[A block of data]

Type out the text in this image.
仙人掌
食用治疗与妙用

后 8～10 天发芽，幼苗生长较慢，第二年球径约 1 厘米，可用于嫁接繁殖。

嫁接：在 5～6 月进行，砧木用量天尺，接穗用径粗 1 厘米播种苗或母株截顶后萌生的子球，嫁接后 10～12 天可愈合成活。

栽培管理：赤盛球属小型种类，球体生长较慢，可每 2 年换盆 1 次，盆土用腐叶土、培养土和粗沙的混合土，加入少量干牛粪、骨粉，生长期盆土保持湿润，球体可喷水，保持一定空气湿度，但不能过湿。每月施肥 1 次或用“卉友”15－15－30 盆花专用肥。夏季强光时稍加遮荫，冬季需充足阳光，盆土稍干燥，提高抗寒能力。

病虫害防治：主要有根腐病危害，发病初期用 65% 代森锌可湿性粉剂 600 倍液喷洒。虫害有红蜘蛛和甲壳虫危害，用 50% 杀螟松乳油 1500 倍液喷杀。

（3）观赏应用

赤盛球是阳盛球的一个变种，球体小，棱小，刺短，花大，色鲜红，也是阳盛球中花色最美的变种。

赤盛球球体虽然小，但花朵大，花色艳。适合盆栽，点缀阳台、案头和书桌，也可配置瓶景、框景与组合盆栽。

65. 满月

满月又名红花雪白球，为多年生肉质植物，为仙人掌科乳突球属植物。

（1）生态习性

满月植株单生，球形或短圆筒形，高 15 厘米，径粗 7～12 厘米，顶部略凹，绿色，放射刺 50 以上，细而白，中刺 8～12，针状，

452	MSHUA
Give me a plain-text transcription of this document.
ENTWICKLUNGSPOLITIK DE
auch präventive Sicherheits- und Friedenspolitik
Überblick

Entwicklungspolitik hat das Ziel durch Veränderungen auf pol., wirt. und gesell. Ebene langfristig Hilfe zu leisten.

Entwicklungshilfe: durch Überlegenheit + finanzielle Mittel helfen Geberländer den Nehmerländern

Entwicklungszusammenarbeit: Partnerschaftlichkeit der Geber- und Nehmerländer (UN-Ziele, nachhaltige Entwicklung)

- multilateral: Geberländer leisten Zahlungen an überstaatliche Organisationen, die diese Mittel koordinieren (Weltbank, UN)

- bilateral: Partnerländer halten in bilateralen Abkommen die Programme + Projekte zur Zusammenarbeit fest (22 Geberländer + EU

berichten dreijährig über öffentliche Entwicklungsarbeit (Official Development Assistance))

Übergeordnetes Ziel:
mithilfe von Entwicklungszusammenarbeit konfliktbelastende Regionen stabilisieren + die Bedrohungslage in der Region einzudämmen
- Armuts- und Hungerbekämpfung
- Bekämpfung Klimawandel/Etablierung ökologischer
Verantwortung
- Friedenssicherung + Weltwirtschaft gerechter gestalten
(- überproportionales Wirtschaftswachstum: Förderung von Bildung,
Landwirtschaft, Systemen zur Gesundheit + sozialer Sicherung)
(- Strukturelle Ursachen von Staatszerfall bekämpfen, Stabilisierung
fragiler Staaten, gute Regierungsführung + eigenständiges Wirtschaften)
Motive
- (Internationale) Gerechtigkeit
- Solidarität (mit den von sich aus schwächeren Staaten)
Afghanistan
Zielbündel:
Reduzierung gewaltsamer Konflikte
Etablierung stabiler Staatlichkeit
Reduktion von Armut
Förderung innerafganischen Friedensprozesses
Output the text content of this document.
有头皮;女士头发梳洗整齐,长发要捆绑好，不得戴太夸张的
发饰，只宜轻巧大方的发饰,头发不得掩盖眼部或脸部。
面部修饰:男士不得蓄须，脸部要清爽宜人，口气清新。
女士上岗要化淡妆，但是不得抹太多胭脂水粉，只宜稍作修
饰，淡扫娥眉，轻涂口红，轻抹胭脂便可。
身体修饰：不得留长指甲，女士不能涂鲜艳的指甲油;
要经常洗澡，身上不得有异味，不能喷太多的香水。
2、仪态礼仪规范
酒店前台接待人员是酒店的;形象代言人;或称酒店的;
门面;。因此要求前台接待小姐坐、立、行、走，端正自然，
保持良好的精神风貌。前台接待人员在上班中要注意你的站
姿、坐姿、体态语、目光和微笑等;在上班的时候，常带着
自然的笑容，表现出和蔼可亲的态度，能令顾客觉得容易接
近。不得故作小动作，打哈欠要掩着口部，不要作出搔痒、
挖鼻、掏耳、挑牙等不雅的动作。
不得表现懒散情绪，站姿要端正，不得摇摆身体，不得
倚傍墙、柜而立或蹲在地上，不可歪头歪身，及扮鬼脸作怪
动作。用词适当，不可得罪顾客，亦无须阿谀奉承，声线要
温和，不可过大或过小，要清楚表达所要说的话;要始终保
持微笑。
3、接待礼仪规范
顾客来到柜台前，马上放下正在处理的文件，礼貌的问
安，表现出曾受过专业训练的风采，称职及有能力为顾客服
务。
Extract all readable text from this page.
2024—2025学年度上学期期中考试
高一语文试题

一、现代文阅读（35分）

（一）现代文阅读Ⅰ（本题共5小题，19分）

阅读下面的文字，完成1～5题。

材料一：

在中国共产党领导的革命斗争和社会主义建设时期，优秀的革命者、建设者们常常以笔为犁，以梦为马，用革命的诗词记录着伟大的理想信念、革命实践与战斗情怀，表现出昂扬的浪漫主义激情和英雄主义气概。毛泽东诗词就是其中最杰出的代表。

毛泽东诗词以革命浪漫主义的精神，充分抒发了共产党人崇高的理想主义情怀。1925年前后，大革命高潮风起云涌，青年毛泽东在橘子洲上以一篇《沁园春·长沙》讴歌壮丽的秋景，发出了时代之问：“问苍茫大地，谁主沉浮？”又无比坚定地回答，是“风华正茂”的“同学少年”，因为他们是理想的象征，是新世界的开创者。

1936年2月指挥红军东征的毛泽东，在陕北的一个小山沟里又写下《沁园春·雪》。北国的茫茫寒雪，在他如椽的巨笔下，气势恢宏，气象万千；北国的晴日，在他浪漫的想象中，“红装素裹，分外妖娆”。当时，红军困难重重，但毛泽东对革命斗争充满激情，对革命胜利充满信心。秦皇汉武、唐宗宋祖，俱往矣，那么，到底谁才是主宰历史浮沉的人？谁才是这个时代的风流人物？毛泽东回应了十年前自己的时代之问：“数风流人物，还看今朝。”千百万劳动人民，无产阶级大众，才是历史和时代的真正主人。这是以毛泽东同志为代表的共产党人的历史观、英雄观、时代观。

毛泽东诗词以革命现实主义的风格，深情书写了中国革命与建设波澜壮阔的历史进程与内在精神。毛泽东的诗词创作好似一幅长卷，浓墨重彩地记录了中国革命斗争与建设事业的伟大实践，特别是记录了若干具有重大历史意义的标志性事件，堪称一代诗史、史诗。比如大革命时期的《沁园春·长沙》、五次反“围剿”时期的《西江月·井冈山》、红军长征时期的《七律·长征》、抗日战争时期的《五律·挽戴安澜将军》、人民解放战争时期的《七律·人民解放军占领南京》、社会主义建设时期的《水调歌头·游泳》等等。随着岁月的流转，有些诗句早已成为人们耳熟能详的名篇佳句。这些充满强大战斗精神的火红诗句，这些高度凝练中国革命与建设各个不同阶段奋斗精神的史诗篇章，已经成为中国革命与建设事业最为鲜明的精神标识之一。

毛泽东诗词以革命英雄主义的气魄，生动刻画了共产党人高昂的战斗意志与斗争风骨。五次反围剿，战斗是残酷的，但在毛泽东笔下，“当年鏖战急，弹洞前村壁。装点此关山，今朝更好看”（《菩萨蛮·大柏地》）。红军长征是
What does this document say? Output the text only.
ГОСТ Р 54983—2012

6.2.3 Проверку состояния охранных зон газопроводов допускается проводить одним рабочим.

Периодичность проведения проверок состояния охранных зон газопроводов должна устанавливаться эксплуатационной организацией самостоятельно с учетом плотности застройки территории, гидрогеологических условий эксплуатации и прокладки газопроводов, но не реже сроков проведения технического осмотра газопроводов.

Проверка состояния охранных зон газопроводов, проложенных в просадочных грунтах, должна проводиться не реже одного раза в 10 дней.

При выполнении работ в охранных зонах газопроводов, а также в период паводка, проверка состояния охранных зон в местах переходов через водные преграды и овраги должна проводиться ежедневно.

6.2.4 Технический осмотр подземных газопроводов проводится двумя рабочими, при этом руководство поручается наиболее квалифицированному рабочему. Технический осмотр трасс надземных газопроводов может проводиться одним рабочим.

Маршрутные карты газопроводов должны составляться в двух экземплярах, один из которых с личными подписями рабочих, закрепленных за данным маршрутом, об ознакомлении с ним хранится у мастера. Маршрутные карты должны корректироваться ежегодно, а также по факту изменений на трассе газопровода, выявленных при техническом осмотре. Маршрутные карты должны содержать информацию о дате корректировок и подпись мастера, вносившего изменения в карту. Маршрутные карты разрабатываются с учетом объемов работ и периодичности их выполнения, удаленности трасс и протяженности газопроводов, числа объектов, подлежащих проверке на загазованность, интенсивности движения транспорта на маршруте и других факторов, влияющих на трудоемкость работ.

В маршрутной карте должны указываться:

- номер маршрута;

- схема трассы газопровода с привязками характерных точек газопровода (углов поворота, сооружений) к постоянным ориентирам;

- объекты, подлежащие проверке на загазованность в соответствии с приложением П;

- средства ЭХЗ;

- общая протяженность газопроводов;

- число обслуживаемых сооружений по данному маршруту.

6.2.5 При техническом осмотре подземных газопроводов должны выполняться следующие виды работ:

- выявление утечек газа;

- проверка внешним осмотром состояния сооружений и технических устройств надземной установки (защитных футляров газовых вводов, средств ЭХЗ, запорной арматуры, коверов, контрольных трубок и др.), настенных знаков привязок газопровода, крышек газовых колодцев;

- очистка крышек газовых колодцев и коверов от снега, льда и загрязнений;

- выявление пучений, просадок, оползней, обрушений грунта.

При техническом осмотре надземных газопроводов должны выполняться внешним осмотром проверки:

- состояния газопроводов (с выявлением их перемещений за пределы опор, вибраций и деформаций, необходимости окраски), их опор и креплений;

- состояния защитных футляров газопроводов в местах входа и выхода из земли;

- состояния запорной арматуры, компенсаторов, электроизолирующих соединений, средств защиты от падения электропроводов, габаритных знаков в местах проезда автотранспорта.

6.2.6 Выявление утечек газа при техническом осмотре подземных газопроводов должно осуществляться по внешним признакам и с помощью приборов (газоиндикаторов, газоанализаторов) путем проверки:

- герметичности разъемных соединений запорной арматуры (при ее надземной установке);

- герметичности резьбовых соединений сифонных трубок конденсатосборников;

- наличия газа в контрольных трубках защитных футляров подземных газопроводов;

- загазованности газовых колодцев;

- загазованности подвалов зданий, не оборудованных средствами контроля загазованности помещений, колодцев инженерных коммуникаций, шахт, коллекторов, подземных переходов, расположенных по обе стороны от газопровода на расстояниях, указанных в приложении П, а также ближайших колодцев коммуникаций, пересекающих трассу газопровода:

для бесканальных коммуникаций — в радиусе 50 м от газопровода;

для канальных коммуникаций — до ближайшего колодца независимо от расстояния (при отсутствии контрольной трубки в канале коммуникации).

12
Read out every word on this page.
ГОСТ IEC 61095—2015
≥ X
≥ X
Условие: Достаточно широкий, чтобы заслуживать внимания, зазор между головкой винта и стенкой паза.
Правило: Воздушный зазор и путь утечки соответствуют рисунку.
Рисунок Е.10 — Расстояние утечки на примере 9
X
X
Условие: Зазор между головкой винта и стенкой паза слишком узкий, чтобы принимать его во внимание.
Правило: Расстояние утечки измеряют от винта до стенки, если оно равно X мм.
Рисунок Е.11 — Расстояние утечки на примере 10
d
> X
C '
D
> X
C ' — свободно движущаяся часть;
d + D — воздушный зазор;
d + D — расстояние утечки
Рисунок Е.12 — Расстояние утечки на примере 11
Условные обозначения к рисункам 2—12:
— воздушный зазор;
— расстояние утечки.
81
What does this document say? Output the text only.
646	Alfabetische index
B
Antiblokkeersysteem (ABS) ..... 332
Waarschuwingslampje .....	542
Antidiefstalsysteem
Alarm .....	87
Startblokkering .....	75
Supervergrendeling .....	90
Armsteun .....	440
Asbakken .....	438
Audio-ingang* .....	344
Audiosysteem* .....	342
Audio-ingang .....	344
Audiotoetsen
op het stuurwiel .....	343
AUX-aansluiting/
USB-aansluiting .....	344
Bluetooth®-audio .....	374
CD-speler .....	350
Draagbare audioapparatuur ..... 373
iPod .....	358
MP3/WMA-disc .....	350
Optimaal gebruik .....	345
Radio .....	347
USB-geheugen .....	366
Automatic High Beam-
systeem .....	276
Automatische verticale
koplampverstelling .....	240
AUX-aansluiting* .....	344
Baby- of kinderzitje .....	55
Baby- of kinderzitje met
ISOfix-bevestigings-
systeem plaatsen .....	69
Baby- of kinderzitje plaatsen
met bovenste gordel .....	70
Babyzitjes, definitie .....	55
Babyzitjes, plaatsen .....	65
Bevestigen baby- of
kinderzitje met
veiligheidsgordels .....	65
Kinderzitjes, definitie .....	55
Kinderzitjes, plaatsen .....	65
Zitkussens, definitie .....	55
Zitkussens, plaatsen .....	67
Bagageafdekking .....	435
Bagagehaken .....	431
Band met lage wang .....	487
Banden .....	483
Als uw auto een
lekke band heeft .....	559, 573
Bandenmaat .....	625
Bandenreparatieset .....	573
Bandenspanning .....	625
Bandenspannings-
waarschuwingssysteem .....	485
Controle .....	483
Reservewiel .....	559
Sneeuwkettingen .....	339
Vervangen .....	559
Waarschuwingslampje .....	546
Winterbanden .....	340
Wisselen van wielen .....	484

• **Objective**: Read through the lines above and collect those that contain the string "знаков".

• **Solution to this problem**:
- проверка внешним осмотром состояния сооружений и технических устройств надземной установки (защитных футляров газовых вводов, средств ЭХЗ, запорной арматуры, коверов, контрольных трубок и др.), настенных знаков привязок газопровода, крышек газовых колодцев;
- состояния запорной арматуры, компенсаторов, электроизолирующих соединений, средств защиты от падения электропроводов, габаритных знаков в местах проезда автотранспорта.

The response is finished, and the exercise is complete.